··· Excerpted records

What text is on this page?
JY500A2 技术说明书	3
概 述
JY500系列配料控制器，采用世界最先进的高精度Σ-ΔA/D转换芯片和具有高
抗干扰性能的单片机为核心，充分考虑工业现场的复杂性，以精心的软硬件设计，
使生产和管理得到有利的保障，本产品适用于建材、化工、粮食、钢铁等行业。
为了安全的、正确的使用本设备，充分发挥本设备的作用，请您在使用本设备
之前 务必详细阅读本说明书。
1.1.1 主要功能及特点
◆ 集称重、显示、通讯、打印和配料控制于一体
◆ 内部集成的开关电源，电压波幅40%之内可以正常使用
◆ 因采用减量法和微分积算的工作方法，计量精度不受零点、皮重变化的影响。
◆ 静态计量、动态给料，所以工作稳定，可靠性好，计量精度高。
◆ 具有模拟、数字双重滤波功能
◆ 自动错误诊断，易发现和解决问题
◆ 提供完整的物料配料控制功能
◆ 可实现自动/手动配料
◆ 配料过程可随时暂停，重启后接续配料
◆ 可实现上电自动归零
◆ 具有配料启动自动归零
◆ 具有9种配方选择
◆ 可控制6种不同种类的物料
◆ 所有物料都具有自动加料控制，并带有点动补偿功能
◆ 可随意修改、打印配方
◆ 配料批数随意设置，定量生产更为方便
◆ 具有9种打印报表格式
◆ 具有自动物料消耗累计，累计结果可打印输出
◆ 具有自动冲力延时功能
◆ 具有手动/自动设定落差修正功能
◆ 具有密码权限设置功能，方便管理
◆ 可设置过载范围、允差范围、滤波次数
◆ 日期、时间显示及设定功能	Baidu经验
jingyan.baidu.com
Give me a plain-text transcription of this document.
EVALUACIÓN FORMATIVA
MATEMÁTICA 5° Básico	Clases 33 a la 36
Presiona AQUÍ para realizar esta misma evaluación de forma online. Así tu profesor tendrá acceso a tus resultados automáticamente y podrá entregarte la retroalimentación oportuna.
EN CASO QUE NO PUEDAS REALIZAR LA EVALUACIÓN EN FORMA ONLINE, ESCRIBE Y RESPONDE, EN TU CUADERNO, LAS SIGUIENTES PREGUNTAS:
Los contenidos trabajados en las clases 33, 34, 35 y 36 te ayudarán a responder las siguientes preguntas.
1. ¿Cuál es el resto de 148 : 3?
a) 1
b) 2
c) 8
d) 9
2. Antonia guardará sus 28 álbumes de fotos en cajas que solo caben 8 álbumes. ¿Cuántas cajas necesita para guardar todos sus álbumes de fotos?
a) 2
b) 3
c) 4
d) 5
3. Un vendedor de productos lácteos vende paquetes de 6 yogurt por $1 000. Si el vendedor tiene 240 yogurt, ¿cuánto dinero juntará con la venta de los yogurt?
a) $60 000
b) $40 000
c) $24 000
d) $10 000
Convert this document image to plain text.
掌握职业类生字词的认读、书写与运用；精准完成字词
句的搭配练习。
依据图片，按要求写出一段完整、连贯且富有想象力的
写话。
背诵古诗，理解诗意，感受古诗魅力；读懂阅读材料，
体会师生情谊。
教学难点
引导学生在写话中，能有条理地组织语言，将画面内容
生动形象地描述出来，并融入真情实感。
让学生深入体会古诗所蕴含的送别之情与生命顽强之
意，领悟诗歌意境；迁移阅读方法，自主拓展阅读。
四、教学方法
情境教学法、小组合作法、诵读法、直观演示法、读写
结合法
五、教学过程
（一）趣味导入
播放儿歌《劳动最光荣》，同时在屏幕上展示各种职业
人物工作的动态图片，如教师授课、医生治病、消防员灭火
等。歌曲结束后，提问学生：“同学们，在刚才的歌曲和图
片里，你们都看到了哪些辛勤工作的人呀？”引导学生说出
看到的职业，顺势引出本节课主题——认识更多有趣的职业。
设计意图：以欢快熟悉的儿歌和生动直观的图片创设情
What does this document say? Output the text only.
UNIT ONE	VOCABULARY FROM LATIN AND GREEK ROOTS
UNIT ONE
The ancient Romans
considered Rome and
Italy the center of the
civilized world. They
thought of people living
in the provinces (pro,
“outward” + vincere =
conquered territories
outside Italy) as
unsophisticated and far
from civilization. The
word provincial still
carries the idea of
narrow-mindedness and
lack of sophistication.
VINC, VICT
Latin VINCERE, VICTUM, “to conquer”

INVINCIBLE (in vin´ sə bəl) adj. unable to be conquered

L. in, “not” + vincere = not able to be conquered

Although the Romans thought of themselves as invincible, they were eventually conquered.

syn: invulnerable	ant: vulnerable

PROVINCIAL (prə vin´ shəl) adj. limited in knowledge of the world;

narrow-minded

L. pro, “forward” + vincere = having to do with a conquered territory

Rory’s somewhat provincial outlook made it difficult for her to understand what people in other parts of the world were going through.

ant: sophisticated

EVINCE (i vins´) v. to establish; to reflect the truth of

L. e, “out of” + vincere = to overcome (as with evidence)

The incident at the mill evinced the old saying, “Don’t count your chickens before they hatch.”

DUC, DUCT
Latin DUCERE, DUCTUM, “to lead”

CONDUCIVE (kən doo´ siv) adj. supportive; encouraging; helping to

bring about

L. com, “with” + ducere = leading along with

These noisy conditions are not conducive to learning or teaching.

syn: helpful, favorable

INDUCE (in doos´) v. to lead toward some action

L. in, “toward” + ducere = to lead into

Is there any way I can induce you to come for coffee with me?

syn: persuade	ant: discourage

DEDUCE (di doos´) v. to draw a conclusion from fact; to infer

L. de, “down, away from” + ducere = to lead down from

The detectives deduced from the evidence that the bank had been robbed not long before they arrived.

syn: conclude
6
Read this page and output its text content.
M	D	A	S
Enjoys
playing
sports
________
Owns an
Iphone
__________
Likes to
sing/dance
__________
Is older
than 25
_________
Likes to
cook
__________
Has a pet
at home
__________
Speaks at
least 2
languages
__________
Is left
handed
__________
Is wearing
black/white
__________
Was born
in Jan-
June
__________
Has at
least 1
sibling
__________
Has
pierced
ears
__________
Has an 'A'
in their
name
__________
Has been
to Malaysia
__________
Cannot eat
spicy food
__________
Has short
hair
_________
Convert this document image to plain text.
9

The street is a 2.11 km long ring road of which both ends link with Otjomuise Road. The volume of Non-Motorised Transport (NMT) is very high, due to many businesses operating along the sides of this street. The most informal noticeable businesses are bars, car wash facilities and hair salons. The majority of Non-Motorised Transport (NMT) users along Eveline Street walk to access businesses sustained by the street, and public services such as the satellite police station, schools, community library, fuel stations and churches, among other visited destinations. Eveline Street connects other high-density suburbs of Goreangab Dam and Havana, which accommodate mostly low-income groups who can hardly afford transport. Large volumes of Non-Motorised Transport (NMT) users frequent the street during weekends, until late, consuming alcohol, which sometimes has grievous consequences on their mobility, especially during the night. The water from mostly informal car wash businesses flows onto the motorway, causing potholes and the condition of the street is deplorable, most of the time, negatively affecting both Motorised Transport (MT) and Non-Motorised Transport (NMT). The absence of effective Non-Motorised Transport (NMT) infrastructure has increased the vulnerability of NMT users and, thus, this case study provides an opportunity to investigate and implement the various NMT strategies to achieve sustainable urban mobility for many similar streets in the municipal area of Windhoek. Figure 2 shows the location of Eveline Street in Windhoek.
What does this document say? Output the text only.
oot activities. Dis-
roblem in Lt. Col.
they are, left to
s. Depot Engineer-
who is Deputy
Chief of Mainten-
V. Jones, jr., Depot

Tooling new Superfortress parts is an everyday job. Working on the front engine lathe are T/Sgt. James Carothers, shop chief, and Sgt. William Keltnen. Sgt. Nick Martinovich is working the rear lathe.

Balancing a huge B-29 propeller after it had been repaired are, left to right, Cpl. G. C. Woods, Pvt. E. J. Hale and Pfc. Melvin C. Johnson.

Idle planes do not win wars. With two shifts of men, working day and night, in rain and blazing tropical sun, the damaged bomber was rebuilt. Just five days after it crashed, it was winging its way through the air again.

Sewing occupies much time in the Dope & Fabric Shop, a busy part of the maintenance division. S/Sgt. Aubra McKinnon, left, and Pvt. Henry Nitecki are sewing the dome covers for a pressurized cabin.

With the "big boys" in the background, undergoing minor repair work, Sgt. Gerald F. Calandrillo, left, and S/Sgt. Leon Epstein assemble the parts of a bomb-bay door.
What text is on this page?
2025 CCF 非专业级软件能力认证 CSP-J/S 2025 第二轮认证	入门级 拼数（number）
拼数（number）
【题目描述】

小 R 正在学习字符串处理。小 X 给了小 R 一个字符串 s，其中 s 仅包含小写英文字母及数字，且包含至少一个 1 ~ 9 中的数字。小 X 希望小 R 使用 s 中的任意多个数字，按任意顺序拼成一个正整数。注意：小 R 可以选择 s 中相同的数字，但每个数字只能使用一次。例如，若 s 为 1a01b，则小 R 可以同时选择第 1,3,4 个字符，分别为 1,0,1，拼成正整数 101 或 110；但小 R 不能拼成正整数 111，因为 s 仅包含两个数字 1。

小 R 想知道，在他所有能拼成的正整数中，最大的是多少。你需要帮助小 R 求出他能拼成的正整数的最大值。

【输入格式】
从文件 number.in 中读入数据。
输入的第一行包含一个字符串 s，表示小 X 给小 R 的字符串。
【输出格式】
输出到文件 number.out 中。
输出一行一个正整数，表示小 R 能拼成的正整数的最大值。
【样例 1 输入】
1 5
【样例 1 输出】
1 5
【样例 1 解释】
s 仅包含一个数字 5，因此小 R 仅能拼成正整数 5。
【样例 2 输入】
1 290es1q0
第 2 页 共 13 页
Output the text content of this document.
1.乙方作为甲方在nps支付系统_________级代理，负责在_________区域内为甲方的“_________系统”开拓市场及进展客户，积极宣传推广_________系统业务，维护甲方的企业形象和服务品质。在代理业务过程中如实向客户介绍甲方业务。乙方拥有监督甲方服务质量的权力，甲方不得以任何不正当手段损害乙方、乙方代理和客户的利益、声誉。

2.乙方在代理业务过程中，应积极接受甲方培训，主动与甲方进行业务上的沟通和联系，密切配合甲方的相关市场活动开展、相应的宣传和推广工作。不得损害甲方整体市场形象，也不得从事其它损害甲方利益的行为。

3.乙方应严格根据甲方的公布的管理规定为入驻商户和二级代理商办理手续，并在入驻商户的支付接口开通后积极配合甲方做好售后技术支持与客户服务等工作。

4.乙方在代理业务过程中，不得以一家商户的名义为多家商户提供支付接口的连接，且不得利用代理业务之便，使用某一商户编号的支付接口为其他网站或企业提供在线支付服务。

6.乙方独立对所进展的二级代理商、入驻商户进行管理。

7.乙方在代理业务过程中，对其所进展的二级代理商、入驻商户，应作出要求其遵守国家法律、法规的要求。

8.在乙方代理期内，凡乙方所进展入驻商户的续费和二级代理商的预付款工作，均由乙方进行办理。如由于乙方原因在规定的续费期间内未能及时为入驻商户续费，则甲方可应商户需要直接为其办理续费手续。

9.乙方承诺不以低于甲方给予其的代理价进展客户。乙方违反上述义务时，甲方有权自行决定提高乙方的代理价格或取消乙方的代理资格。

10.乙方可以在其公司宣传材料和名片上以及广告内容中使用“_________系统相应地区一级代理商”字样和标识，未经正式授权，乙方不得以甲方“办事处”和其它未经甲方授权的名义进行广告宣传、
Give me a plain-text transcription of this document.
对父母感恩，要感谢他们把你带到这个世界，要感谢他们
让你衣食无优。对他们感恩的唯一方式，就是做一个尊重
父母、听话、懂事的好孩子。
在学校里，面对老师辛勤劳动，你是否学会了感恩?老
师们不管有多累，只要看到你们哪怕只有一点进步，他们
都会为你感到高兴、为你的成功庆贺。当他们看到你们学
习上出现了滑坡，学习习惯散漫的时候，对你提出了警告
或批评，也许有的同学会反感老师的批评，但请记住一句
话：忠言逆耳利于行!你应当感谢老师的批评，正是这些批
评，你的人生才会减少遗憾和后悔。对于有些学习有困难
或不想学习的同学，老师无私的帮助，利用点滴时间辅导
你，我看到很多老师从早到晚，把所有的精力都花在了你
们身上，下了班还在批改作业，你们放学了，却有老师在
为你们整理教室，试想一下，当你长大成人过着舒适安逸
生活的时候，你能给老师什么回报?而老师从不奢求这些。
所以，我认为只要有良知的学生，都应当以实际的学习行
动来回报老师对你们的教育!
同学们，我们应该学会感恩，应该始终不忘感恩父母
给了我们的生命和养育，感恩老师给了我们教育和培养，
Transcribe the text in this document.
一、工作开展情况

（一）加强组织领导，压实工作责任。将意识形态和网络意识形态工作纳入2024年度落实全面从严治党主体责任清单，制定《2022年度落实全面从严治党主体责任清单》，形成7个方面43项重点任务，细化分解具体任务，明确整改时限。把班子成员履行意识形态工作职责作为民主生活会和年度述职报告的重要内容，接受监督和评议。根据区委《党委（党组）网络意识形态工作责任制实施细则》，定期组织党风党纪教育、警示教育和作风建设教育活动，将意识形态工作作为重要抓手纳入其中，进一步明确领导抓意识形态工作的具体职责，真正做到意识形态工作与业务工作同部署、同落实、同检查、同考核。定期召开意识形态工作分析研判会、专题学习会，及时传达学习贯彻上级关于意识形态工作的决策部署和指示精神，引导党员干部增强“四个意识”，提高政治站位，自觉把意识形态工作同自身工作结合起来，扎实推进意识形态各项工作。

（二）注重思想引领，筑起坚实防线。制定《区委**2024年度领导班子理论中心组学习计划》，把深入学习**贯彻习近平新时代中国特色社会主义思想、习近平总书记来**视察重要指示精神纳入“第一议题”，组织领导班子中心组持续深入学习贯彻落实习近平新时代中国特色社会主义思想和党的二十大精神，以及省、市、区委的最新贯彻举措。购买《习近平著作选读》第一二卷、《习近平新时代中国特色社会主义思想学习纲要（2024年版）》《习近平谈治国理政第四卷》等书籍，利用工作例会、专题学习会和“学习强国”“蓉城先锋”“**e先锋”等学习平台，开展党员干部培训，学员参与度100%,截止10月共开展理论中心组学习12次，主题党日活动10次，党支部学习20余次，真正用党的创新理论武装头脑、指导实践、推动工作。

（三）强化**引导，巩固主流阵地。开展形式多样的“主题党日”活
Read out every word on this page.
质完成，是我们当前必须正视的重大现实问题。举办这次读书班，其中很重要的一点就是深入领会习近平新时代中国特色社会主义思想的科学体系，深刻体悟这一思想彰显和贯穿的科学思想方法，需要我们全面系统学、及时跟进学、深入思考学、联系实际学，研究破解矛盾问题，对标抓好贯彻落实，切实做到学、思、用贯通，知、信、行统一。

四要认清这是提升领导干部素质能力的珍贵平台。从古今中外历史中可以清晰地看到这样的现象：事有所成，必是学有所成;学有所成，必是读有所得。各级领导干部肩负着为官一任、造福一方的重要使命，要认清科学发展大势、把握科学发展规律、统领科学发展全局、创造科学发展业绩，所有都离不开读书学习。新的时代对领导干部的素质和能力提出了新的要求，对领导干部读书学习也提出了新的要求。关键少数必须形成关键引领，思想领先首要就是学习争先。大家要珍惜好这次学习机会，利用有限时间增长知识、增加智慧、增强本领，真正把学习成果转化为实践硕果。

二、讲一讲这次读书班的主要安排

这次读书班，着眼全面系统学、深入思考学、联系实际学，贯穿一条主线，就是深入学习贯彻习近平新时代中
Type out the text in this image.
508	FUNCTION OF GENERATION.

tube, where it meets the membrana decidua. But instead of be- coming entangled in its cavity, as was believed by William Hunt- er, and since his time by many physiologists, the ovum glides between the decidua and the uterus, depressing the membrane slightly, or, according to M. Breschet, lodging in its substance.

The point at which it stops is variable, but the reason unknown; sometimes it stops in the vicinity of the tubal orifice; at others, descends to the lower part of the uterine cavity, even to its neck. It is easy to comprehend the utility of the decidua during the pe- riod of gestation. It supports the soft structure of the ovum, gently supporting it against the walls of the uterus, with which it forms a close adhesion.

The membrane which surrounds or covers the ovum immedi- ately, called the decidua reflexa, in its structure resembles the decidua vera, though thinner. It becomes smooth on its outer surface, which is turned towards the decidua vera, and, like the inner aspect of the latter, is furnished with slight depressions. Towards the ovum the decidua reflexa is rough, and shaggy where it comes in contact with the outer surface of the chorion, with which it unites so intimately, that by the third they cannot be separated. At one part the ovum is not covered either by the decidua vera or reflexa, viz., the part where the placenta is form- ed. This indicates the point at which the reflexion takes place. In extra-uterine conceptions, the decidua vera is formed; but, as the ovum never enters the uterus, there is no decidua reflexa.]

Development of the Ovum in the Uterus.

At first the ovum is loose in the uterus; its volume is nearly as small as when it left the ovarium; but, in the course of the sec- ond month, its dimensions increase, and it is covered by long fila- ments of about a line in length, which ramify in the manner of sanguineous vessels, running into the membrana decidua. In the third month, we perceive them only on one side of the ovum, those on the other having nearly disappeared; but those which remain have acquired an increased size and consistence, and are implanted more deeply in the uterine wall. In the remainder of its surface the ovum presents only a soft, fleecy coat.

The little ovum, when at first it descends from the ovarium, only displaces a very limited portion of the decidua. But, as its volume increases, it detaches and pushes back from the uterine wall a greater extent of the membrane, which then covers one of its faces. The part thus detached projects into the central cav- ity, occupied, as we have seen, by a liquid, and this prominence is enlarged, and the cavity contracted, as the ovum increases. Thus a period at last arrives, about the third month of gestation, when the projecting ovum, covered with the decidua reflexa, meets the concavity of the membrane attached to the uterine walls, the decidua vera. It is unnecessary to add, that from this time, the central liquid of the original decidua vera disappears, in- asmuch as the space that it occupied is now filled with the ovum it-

······

## Challenge
Show every line above in which the word "working" occurs.

## Full solution
Tooling new Superfortress parts is an everyday job. Working on the front engine lathe are T/Sgt. James Carothers, shop chief, and Sgt. William Keltnen. Sgt. Nick Martinovich is working the rear lathe.
Idle planes do not win wars. With two shifts of men, working day and night, in rain and blazing tropical sun, the damaged bomber was rebuilt. Just five days after it crashed, it was winging its way through the air again.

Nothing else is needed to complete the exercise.